### [WORK INSTRUCTIONS]
Resume the passage on the imperial title Prince of Brazil, picking up right after its final sentence.

### [SELECTION]
Prince of Brazil (feminine: Princess of Brazil; Portuguese: Príncipe do Brasil; feminine: Princesa do Brasil) was an imperial title of the Empire of Brazil, granted to the sons or daughters of the Emperor and other dynasts of the imperial family who were not the heir apparent or heir presumptive to the throne. It was also used to denote a grandson or granddaughter in the male line of a reigning monarch, with some exceptions.

### [INFORMATION PROVIDED]
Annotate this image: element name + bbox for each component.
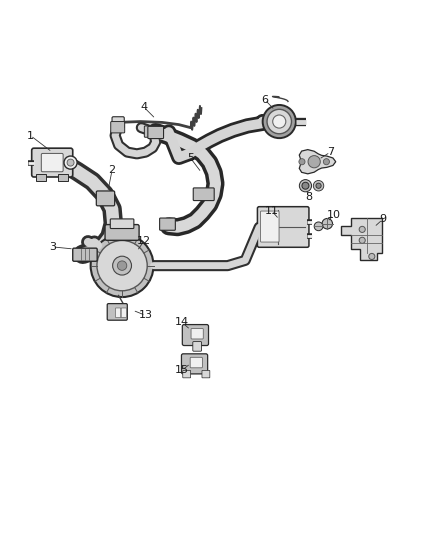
FancyBboxPatch shape bbox=[159, 218, 175, 230]
Circle shape bbox=[316, 183, 321, 188]
FancyBboxPatch shape bbox=[107, 304, 127, 320]
FancyBboxPatch shape bbox=[73, 248, 97, 261]
Text: 15: 15 bbox=[175, 366, 189, 375]
FancyBboxPatch shape bbox=[116, 308, 121, 318]
FancyBboxPatch shape bbox=[41, 154, 63, 172]
FancyBboxPatch shape bbox=[96, 191, 115, 206]
FancyBboxPatch shape bbox=[105, 224, 139, 240]
FancyBboxPatch shape bbox=[191, 328, 203, 339]
Circle shape bbox=[299, 180, 311, 192]
FancyBboxPatch shape bbox=[36, 174, 46, 181]
Circle shape bbox=[299, 159, 305, 165]
Circle shape bbox=[302, 182, 309, 189]
FancyBboxPatch shape bbox=[193, 188, 214, 200]
Text: 1: 1 bbox=[27, 131, 34, 141]
FancyBboxPatch shape bbox=[111, 122, 125, 133]
Circle shape bbox=[322, 219, 332, 229]
Text: 11: 11 bbox=[265, 206, 279, 216]
Text: 10: 10 bbox=[326, 210, 340, 220]
Circle shape bbox=[263, 105, 296, 138]
FancyBboxPatch shape bbox=[181, 354, 208, 374]
Text: 13: 13 bbox=[139, 310, 153, 320]
FancyBboxPatch shape bbox=[145, 126, 158, 138]
Circle shape bbox=[113, 256, 131, 275]
Text: 6: 6 bbox=[261, 95, 268, 104]
Text: 2: 2 bbox=[109, 165, 116, 175]
Circle shape bbox=[64, 156, 77, 169]
Circle shape bbox=[273, 115, 286, 128]
Text: 4: 4 bbox=[140, 102, 148, 112]
Circle shape bbox=[369, 253, 375, 260]
Circle shape bbox=[313, 181, 324, 191]
FancyBboxPatch shape bbox=[261, 211, 279, 242]
Circle shape bbox=[97, 240, 147, 291]
Polygon shape bbox=[299, 150, 336, 174]
FancyBboxPatch shape bbox=[258, 207, 309, 247]
Text: 8: 8 bbox=[305, 192, 312, 201]
Circle shape bbox=[359, 227, 365, 232]
Circle shape bbox=[308, 156, 320, 168]
FancyBboxPatch shape bbox=[183, 370, 191, 378]
Circle shape bbox=[314, 222, 323, 231]
Circle shape bbox=[117, 261, 127, 270]
Circle shape bbox=[91, 234, 153, 297]
Polygon shape bbox=[341, 219, 382, 260]
Circle shape bbox=[323, 159, 329, 165]
Circle shape bbox=[267, 109, 291, 134]
FancyBboxPatch shape bbox=[190, 357, 202, 368]
FancyBboxPatch shape bbox=[193, 342, 201, 351]
FancyBboxPatch shape bbox=[121, 308, 127, 318]
FancyBboxPatch shape bbox=[112, 117, 124, 128]
FancyBboxPatch shape bbox=[58, 174, 68, 181]
Circle shape bbox=[67, 159, 74, 166]
Text: 9: 9 bbox=[379, 214, 386, 224]
Text: 12: 12 bbox=[137, 236, 151, 246]
Text: 5: 5 bbox=[187, 153, 194, 163]
Circle shape bbox=[359, 237, 365, 244]
FancyBboxPatch shape bbox=[182, 325, 208, 345]
Text: 7: 7 bbox=[327, 147, 334, 157]
FancyBboxPatch shape bbox=[148, 126, 163, 139]
FancyBboxPatch shape bbox=[202, 370, 210, 378]
Text: 3: 3 bbox=[49, 242, 56, 252]
FancyBboxPatch shape bbox=[110, 219, 134, 229]
Text: 14: 14 bbox=[175, 317, 189, 327]
FancyBboxPatch shape bbox=[32, 148, 73, 177]
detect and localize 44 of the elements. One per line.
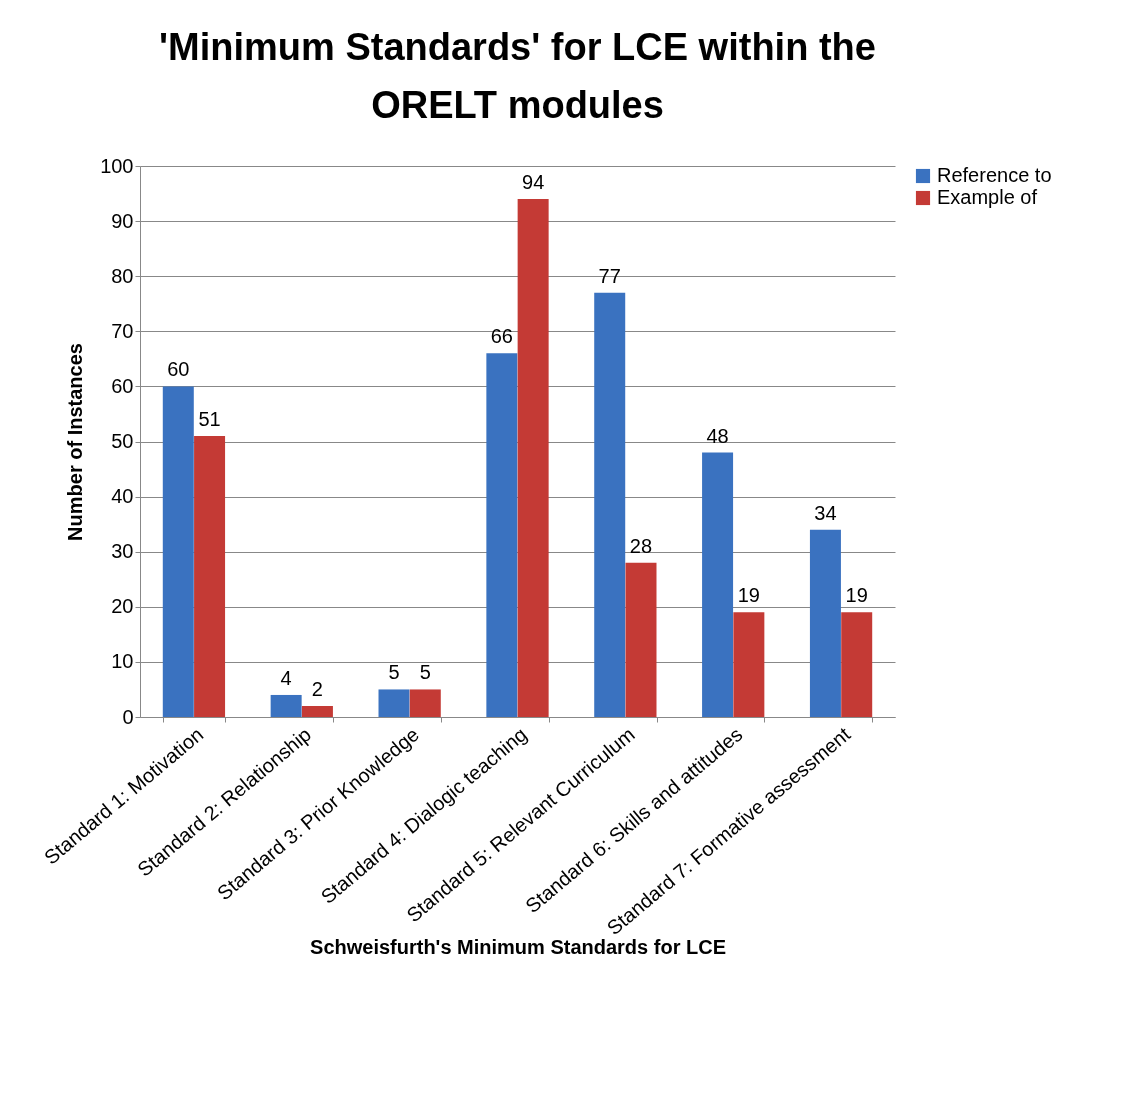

### [RESPONSE]
Style of Address
A Prince or Princess of Brazil was usually entitled to the style of Highness, except for the Prince/ss Imperial and Prince of Grão-Pará, who were addressed as Imperial Highness. Princes or Princesses who bore additional titles of higher standing would be addressed with the style linked with the highest title they possessed. Since the agreement between the French House of Orléans and the Brazilian House of Orléans-Braganza in 1909, Brazilian princes in the line of succession to the former French throne bear the title of Prince of Orléans-Braganza with the style of Royal Highness. Those Princes with higher Brazilian titles may be addressed with the style linked with those titles, in conjunction with their French royal titles and styles; for instance, His Imperial and Royal Highness Prince Luiz of Orléans-Braganza.

Privileges
A Prince or Princess of Brazil would receive financial assistance from birth until death, unless they married a foreign-born spouse or moved out of the country.

Princes of Brazil
Princess Januária Maria (1822-1901)
Princess Paula (1823-1833)
Princess Francisca (1824-1898)
Princess Maria Amélia (1831-1853)
Princess Isabel (1846-1921)
Princess Leopoldina (1847-1871)
Prince Pedro Augusto (1866-1934)
Prince Augusto Leopoldo (1867-1922)
Prince Luís (1878-1920)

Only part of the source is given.